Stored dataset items
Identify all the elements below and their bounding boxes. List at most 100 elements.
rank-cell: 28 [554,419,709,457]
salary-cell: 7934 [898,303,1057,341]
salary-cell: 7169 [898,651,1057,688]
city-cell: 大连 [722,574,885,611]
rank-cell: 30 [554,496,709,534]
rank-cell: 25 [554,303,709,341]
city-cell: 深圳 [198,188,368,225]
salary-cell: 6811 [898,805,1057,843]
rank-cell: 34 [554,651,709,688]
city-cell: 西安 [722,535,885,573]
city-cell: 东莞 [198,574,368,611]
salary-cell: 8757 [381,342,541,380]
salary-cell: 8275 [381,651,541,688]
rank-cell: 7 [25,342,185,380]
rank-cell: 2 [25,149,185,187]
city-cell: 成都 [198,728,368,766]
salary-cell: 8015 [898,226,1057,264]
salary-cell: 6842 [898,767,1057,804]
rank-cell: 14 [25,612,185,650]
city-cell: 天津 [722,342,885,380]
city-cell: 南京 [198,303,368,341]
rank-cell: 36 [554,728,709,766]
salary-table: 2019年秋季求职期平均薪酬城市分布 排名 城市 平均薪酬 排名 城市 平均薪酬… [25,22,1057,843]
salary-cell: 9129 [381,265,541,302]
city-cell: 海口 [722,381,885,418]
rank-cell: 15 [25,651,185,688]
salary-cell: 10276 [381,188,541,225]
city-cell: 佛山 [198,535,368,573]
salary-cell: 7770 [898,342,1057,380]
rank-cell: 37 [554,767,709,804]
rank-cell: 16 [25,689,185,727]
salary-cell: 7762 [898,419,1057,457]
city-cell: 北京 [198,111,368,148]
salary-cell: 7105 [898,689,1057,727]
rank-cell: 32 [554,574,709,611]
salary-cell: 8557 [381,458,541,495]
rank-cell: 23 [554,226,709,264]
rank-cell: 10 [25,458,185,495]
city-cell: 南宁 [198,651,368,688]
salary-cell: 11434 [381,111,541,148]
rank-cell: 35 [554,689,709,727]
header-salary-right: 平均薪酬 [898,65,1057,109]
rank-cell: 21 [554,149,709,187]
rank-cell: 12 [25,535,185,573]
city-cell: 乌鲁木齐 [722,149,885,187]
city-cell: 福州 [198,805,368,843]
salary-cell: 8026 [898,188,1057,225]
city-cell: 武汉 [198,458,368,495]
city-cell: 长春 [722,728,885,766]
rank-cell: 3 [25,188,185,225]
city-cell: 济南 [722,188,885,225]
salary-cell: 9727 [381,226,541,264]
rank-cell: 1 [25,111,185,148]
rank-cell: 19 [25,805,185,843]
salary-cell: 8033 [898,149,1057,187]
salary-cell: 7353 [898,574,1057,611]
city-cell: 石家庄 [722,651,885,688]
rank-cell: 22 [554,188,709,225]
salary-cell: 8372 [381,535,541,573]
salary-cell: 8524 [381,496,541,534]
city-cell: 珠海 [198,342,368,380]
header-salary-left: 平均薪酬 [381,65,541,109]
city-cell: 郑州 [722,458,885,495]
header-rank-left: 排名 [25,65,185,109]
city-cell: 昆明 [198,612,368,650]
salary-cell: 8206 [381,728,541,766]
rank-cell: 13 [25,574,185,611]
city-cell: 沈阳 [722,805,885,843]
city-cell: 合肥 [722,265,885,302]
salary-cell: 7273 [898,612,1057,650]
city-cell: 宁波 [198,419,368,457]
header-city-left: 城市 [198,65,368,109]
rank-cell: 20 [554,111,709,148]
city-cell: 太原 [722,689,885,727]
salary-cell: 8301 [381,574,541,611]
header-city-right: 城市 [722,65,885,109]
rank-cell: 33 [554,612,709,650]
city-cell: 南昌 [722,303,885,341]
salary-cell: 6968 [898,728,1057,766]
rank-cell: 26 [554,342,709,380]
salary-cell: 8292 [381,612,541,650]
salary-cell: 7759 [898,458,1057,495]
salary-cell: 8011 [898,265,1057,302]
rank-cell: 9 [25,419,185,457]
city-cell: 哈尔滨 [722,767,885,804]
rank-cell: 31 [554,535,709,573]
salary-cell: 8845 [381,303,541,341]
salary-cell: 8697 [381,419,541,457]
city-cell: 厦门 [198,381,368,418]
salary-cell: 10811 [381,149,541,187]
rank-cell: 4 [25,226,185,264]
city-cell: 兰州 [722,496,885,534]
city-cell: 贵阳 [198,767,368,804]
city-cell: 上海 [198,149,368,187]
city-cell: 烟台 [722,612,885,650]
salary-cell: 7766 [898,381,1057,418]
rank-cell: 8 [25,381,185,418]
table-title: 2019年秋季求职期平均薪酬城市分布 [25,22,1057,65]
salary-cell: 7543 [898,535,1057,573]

Stated problem: Please repeat the rows from the beginning up to and including the line that contains "rank-cell: 30 [554,496,709,534]".

Exercise response:
Identify all the elements below and their bounding boxes. List at most 100 elements.
rank-cell: 28 [554,419,709,457]
salary-cell: 7934 [898,303,1057,341]
salary-cell: 7169 [898,651,1057,688]
city-cell: 大连 [722,574,885,611]
rank-cell: 30 [554,496,709,534]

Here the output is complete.